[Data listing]
***
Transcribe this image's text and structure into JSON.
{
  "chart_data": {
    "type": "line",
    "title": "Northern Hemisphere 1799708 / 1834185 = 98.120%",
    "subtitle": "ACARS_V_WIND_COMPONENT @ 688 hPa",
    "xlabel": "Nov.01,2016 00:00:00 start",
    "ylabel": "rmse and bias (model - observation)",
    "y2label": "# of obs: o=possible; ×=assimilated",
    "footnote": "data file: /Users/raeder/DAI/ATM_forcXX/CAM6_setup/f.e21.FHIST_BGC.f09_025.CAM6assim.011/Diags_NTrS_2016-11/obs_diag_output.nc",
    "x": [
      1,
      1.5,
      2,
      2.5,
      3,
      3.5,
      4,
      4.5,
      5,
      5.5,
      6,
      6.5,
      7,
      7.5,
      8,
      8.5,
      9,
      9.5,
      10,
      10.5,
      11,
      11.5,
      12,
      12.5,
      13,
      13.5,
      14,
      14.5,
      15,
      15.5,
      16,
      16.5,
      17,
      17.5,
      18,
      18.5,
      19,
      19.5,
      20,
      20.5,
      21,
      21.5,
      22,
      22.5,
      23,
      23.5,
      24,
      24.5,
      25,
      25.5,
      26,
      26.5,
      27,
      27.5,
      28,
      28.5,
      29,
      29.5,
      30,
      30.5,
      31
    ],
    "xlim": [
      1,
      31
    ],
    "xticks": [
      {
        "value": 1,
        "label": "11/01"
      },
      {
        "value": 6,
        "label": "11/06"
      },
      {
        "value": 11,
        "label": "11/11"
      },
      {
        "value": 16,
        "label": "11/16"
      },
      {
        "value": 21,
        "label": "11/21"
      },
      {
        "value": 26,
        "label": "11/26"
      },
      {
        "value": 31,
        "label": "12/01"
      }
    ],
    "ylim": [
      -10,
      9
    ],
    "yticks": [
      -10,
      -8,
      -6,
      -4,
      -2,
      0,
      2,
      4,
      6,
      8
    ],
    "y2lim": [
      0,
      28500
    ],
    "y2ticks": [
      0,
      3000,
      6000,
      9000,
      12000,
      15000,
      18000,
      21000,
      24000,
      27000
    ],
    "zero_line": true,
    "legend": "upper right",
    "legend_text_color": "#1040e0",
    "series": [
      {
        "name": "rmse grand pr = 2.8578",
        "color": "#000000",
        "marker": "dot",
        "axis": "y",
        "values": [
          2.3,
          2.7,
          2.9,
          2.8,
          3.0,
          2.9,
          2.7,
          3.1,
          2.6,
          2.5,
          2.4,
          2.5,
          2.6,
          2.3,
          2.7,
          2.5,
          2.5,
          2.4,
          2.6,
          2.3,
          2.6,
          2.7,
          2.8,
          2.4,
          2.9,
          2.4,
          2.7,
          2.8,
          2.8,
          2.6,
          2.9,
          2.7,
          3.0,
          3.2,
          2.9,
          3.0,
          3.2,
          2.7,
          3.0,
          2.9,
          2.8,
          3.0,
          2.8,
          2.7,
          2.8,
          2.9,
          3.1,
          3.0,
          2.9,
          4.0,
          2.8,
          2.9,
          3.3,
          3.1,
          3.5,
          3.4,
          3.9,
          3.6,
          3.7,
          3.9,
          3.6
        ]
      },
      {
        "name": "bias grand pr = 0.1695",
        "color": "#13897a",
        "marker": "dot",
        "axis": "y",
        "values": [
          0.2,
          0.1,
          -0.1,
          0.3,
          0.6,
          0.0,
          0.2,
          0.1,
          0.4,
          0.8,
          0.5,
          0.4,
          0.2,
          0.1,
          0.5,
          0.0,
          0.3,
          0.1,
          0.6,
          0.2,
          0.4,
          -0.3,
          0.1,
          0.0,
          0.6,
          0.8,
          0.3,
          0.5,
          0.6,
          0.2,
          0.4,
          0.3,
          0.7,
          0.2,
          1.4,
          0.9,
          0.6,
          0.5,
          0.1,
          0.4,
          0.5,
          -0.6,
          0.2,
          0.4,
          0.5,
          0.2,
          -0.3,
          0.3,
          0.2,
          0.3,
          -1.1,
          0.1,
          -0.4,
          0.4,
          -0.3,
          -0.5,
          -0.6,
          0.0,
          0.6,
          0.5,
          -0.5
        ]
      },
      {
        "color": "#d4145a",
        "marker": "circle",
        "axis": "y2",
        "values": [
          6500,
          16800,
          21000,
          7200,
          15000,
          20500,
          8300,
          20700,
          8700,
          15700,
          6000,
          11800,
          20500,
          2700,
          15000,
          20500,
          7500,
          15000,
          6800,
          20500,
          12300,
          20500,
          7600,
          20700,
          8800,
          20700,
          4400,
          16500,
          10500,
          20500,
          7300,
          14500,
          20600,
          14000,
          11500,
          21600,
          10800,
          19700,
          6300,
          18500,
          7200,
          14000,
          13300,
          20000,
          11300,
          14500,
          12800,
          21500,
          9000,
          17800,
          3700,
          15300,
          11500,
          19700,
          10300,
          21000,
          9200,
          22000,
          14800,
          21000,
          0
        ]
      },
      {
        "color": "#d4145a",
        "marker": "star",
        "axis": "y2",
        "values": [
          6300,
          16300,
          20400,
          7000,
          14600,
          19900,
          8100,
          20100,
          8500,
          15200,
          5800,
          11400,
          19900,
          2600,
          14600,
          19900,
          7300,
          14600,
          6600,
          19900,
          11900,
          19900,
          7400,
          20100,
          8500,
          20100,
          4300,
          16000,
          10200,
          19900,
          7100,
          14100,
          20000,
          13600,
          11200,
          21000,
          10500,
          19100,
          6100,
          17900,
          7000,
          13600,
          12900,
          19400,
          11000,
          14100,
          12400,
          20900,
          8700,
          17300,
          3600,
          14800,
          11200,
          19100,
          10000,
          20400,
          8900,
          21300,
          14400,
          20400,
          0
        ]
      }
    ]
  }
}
***
◆ **DIRECTIONS FOR THIS TASK**:
Copy the data above exactly. Every line must be included.

◆ **SOLUTION FOR THIS EXERCISE**:
Transcribe this image's text and structure into JSON.
{
  "chart_data": {
    "type": "line",
    "title": "Northern Hemisphere 1799708 / 1834185 = 98.120%",
    "subtitle": "ACARS_V_WIND_COMPONENT @ 688 hPa",
    "xlabel": "Nov.01,2016 00:00:00 start",
    "ylabel": "rmse and bias (model - observation)",
    "y2label": "# of obs: o=possible; ×=assimilated",
    "footnote": "data file: /Users/raeder/DAI/ATM_forcXX/CAM6_setup/f.e21.FHIST_BGC.f09_025.CAM6assim.011/Diags_NTrS_2016-11/obs_diag_output.nc",
    "x": [
      1,
      1.5,
      2,
      2.5,
      3,
      3.5,
      4,
      4.5,
      5,
      5.5,
      6,
      6.5,
      7,
      7.5,
      8,
      8.5,
      9,
      9.5,
      10,
      10.5,
      11,
      11.5,
      12,
      12.5,
      13,
      13.5,
      14,
      14.5,
      15,
      15.5,
      16,
      16.5,
      17,
      17.5,
      18,
      18.5,
      19,
      19.5,
      20,
      20.5,
      21,
      21.5,
      22,
      22.5,
      23,
      23.5,
      24,
      24.5,
      25,
      25.5,
      26,
      26.5,
      27,
      27.5,
      28,
      28.5,
      29,
      29.5,
      30,
      30.5,
      31
    ],
    "xlim": [
      1,
      31
    ],
    "xticks": [
      {
        "value": 1,
        "label": "11/01"
      },
      {
        "value": 6,
        "label": "11/06"
      },
      {
        "value": 11,
        "label": "11/11"
      },
      {
        "value": 16,
        "label": "11/16"
      },
      {
        "value": 21,
        "label": "11/21"
      },
      {
        "value": 26,
        "label": "11/26"
      },
      {
        "value": 31,
        "label": "12/01"
      }
    ],
    "ylim": [
      -10,
      9
    ],
    "yticks": [
      -10,
      -8,
      -6,
      -4,
      -2,
      0,
      2,
      4,
      6,
      8
    ],
    "y2lim": [
      0,
      28500
    ],
    "y2ticks": [
      0,
      3000,
      6000,
      9000,
      12000,
      15000,
      18000,
      21000,
      24000,
      27000
    ],
    "zero_line": true,
    "legend": "upper right",
    "legend_text_color": "#1040e0",
    "series": [
      {
        "name": "rmse grand pr = 2.8578",
        "color": "#000000",
        "marker": "dot",
        "axis": "y",
        "values": [
          2.3,
          2.7,
          2.9,
          2.8,
          3.0,
          2.9,
          2.7,
          3.1,
          2.6,
          2.5,
          2.4,
          2.5,
          2.6,
          2.3,
          2.7,
          2.5,
          2.5,
          2.4,
          2.6,
          2.3,
          2.6,
          2.7,
          2.8,
          2.4,
          2.9,
          2.4,
          2.7,
          2.8,
          2.8,
          2.6,
          2.9,
          2.7,
          3.0,
          3.2,
          2.9,
          3.0,
          3.2,
          2.7,
          3.0,
          2.9,
          2.8,
          3.0,
          2.8,
          2.7,
          2.8,
          2.9,
          3.1,
          3.0,
          2.9,
          4.0,
          2.8,
          2.9,
          3.3,
          3.1,
          3.5,
          3.4,
          3.9,
          3.6,
          3.7,
          3.9,
          3.6
        ]
      },
      {
        "name": "bias grand pr = 0.1695",
        "color": "#13897a",
        "marker": "dot",
        "axis": "y",
        "values": [
          0.2,
          0.1,
          -0.1,
          0.3,
          0.6,
          0.0,
          0.2,
          0.1,
          0.4,
          0.8,
          0.5,
          0.4,
          0.2,
          0.1,
          0.5,
          0.0,
          0.3,
          0.1,
          0.6,
          0.2,
          0.4,
          -0.3,
          0.1,
          0.0,
          0.6,
          0.8,
          0.3,
          0.5,
          0.6,
          0.2,
          0.4,
          0.3,
          0.7,
          0.2,
          1.4,
          0.9,
          0.6,
          0.5,
          0.1,
          0.4,
          0.5,
          -0.6,
          0.2,
          0.4,
          0.5,
          0.2,
          -0.3,
          0.3,
          0.2,
          0.3,
          -1.1,
          0.1,
          -0.4,
          0.4,
          -0.3,
          -0.5,
          -0.6,
          0.0,
          0.6,
          0.5,
          -0.5
        ]
      },
      {
        "color": "#d4145a",
        "marker": "circle",
        "axis": "y2",
        "values": [
          6500,
          16800,
          21000,
          7200,
          15000,
          20500,
          8300,
          20700,
          8700,
          15700,
          6000,
          11800,
          20500,
          2700,
          15000,
          20500,
          7500,
          15000,
          6800,
          20500,
          12300,
          20500,
          7600,
          20700,
          8800,
          20700,
          4400,
          16500,
          10500,
          20500,
          7300,
          14500,
          20600,
          14000,
          11500,
          21600,
          10800,
          19700,
          6300,
          18500,
          7200,
          14000,
          13300,
          20000,
          11300,
          14500,
          12800,
          21500,
          9000,
          17800,
          3700,
          15300,
          11500,
          19700,
          10300,
          21000,
          9200,
          22000,
          14800,
          21000,
          0
        ]
      },
      {
        "color": "#d4145a",
        "marker": "star",
        "axis": "y2",
        "values": [
          6300,
          16300,
          20400,
          7000,
          14600,
          19900,
          8100,
          20100,
          8500,
          15200,
          5800,
          11400,
          19900,
          2600,
          14600,
          19900,
          7300,
          14600,
          6600,
          19900,
          11900,
          19900,
          7400,
          20100,
          8500,
          20100,
          4300,
          16000,
          10200,
          19900,
          7100,
          14100,
          20000,
          13600,
          11200,
          21000,
          10500,
          19100,
          6100,
          17900,
          7000,
          13600,
          12900,
          19400,
          11000,
          14100,
          12400,
          20900,
          8700,
          17300,
          3600,
          14800,
          11200,
          19100,
          10000,
          20400,
          8900,
          21300,
          14400,
          20400,
          0
        ]
      }
    ]
  }
}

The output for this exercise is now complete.